## START STORED RECORDS

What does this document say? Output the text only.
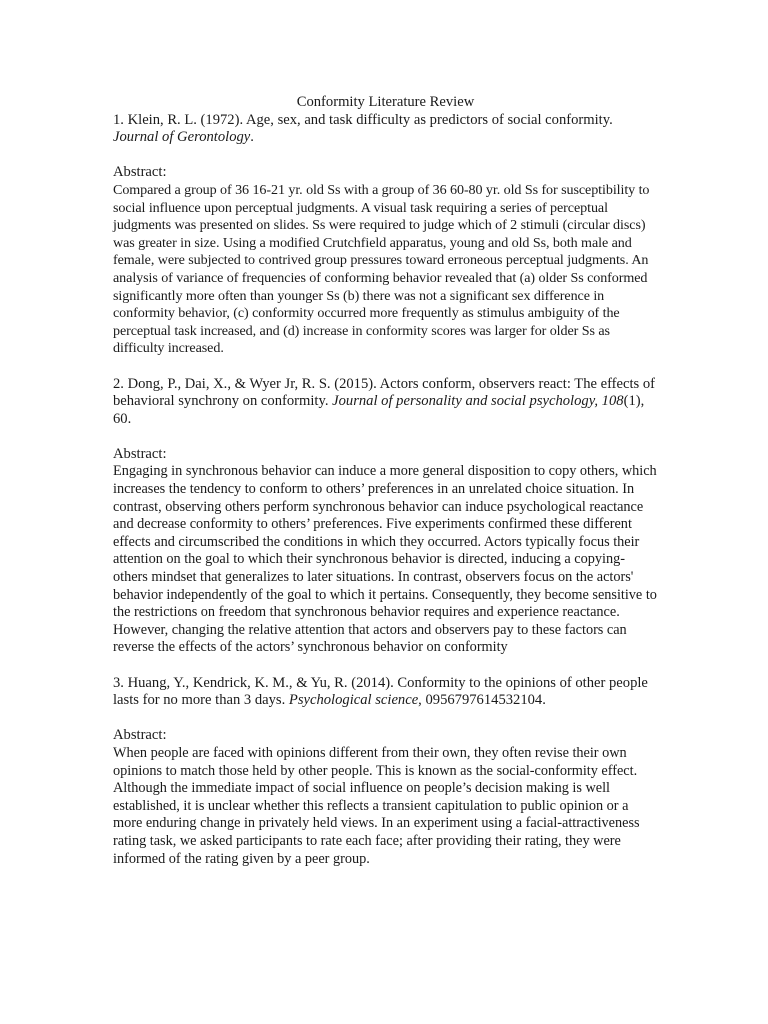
Conformity Literature Review

1. Klein, R. L. (1972). Age, sex, and task difficulty as predictors of social conformity. Journal of Gerontology.

Abstract:

Compared a group of 36 16-21 yr. old Ss with a group of 36 60-80 yr. old Ss for susceptibility to social influence upon perceptual judgments. A visual task requiring a series of perceptual judgments was presented on slides. Ss were required to judge which of 2 stimuli (circular discs) was greater in size. Using a modified Crutchfield apparatus, young and old Ss, both male and female, were subjected to contrived group pressures toward erroneous perceptual judgments. An analysis of variance of frequencies of conforming behavior revealed that (a) older Ss conformed significantly more often than younger Ss (b) there was not a significant sex difference in conformity behavior, (c) conformity occurred more frequently as stimulus ambiguity of the perceptual task increased, and (d) increase in conformity scores was larger for older Ss as difficulty increased.

2. Dong, P., Dai, X., & Wyer Jr, R. S. (2015). Actors conform, observers react: The effects of behavioral synchrony on conformity. Journal of personality and social psychology, 108(1), 60.

Abstract:

Engaging in synchronous behavior can induce a more general disposition to copy others, which increases the tendency to conform to others’ preferences in an unrelated choice situation. In contrast, observing others perform synchronous behavior can induce psychological reactance and decrease conformity to others’ preferences. Five experiments confirmed these different effects and circumscribed the conditions in which they occurred. Actors typically focus their attention on the goal to which their synchronous behavior is directed, inducing a copying-others mindset that generalizes to later situations. In contrast, observers focus on the actors' behavior independently of the goal to which it pertains. Consequently, they become sensitive to the restrictions on freedom that synchronous behavior requires and experience reactance. However, changing the relative attention that actors and observers pay to these factors can reverse the effects of the actors’ synchronous behavior on conformity

3. Huang, Y., Kendrick, K. M., & Yu, R. (2014). Conformity to the opinions of other people lasts for no more than 3 days. Psychological science, 0956797614532104.

Abstract:

When people are faced with opinions different from their own, they often revise their own opinions to match those held by other people. This is known as the social-conformity effect. Although the immediate impact of social influence on people’s decision making is well established, it is unclear whether this reflects a transient capitulation to public opinion or a more enduring change in privately held views. In an experiment using a facial-attractiveness rating task, we asked participants to rate each face; after providing their rating, they were informed of the rating given by a peer group.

## END STORED RECORDS

◆ GIVEN INSTRUCTION ◆
Give the entries again without a single change, but with no pictures.

◆ THE RESPONSE ◆
What does this document say? Output the text only.
Conformity Literature Review

1. Klein, R. L. (1972). Age, sex, and task difficulty as predictors of social conformity. Journal of Gerontology.

Abstract:

Compared a group of 36 16-21 yr. old Ss with a group of 36 60-80 yr. old Ss for susceptibility to social influence upon perceptual judgments. A visual task requiring a series of perceptual judgments was presented on slides. Ss were required to judge which of 2 stimuli (circular discs) was greater in size. Using a modified Crutchfield apparatus, young and old Ss, both male and female, were subjected to contrived group pressures toward erroneous perceptual judgments. An analysis of variance of frequencies of conforming behavior revealed that (a) older Ss conformed significantly more often than younger Ss (b) there was not a significant sex difference in conformity behavior, (c) conformity occurred more frequently as stimulus ambiguity of the perceptual task increased, and (d) increase in conformity scores was larger for older Ss as difficulty increased.

2. Dong, P., Dai, X., & Wyer Jr, R. S. (2015). Actors conform, observers react: The effects of behavioral synchrony on conformity. Journal of personality and social psychology, 108(1), 60.

Abstract:

Engaging in synchronous behavior can induce a more general disposition to copy others, which increases the tendency to conform to others’ preferences in an unrelated choice situation. In contrast, observing others perform synchronous behavior can induce psychological reactance and decrease conformity to others’ preferences. Five experiments confirmed these different effects and circumscribed the conditions in which they occurred. Actors typically focus their attention on the goal to which their synchronous behavior is directed, inducing a copying-others mindset that generalizes to later situations. In contrast, observers focus on the actors' behavior independently of the goal to which it pertains. Consequently, they become sensitive to the restrictions on freedom that synchronous behavior requires and experience reactance. However, changing the relative attention that actors and observers pay to these factors can reverse the effects of the actors’ synchronous behavior on conformity

3. Huang, Y., Kendrick, K. M., & Yu, R. (2014). Conformity to the opinions of other people lasts for no more than 3 days. Psychological science, 0956797614532104.

Abstract:

When people are faced with opinions different from their own, they often revise their own opinions to match those held by other people. This is known as the social-conformity effect. Although the immediate impact of social influence on people’s decision making is well established, it is unclear whether this reflects a transient capitulation to public opinion or a more enduring change in privately held views. In an experiment using a facial-attractiveness rating task, we asked participants to rate each face; after providing their rating, they were informed of the rating given by a peer group.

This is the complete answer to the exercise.